# REQUIREMENTS
Extract every line that contains the word "Please".

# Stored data
═══
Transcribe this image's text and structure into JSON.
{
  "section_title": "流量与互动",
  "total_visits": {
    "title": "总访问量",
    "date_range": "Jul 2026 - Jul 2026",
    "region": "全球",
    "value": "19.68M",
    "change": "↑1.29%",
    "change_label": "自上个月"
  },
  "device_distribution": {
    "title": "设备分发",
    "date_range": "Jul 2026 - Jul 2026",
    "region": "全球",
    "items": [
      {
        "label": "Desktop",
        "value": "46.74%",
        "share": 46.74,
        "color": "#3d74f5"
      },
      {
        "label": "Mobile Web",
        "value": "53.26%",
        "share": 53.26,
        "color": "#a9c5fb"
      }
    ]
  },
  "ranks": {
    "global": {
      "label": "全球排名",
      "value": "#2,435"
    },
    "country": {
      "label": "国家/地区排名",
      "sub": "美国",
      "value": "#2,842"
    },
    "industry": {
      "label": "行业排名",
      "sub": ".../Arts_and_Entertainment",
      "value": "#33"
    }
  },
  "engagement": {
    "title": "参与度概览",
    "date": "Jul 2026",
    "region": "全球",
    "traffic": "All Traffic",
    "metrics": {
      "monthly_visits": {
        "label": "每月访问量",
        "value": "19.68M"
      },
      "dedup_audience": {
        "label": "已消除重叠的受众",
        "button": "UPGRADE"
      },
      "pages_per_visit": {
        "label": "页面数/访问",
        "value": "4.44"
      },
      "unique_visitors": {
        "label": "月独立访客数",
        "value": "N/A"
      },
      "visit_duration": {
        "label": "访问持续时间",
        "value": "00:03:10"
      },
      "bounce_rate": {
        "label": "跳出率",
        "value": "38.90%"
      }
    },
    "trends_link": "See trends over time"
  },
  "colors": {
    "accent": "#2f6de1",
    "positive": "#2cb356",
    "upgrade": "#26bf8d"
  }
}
═══
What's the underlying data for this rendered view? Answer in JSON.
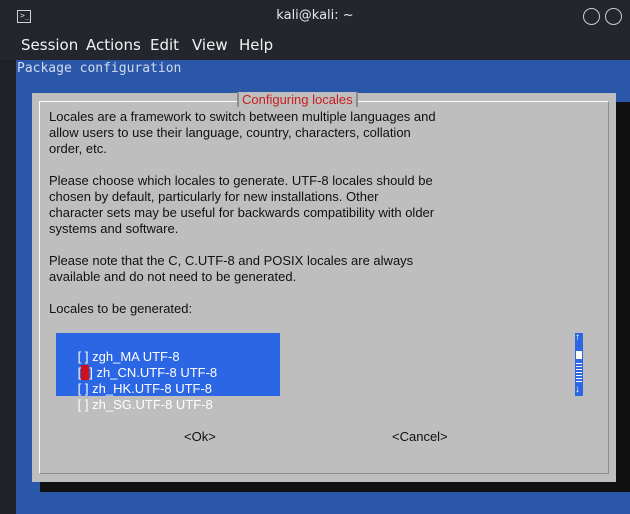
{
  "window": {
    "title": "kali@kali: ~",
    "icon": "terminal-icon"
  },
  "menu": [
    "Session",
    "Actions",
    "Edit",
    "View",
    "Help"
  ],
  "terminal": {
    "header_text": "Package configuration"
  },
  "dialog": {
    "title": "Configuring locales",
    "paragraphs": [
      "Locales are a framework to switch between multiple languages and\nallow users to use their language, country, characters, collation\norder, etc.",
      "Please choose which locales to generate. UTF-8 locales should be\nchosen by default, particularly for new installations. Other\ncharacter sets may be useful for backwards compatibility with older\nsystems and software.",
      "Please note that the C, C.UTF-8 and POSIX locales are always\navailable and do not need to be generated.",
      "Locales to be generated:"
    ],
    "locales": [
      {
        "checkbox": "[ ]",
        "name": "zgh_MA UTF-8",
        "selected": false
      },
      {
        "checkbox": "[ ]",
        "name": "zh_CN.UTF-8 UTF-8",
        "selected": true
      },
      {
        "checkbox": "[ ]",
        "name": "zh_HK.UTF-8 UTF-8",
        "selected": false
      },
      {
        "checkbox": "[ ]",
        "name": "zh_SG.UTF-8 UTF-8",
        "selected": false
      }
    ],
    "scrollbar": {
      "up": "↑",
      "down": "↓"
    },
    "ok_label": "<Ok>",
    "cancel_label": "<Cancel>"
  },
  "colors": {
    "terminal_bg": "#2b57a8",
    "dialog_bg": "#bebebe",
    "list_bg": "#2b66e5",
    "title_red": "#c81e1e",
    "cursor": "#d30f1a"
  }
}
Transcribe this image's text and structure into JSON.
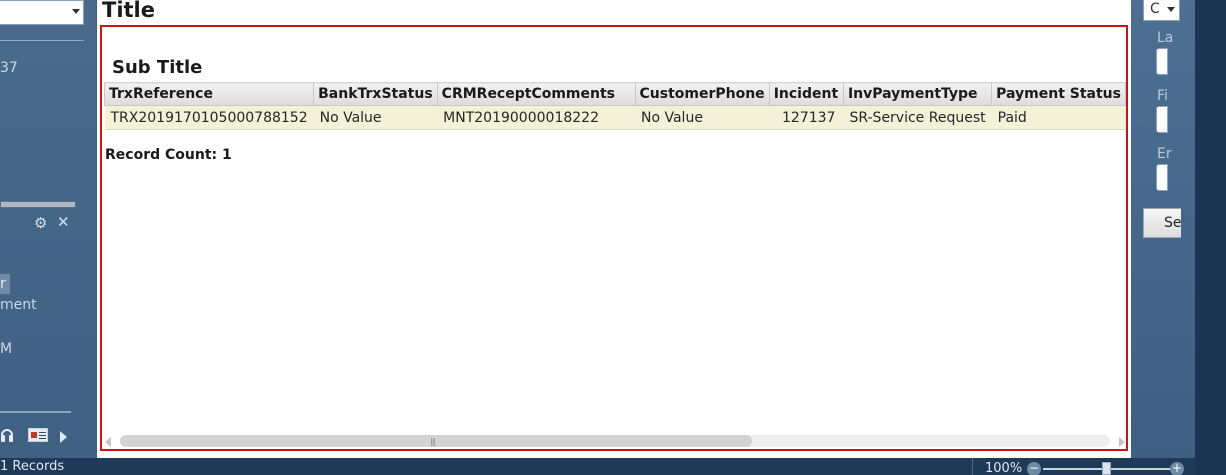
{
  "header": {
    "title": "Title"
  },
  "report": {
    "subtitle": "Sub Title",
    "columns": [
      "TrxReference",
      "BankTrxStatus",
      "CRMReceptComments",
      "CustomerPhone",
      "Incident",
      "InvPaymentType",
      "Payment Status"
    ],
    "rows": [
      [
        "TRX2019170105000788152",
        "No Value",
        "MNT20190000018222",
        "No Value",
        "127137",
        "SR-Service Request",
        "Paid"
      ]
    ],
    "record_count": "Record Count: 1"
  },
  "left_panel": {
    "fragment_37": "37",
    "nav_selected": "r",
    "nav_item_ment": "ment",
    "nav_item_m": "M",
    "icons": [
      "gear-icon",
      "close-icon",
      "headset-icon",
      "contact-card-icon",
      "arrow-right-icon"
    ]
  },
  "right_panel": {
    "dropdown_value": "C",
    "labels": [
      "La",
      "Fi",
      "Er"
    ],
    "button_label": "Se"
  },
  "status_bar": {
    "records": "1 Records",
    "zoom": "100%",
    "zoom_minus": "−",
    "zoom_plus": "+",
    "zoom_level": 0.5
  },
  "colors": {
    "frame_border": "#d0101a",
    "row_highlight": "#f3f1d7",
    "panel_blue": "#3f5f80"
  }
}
═══
# ANSWER FOR THIS EXERCISE
      "Please choose which locales to generate. UTF-8 locales should be\nchosen by default, particularly for new installations. Other\ncharacter sets may be useful for backwards compatibility with older\nsystems and software.",
      "Please note that the C, C.UTF-8 and POSIX locales are always\navailable and do not need to be generated.",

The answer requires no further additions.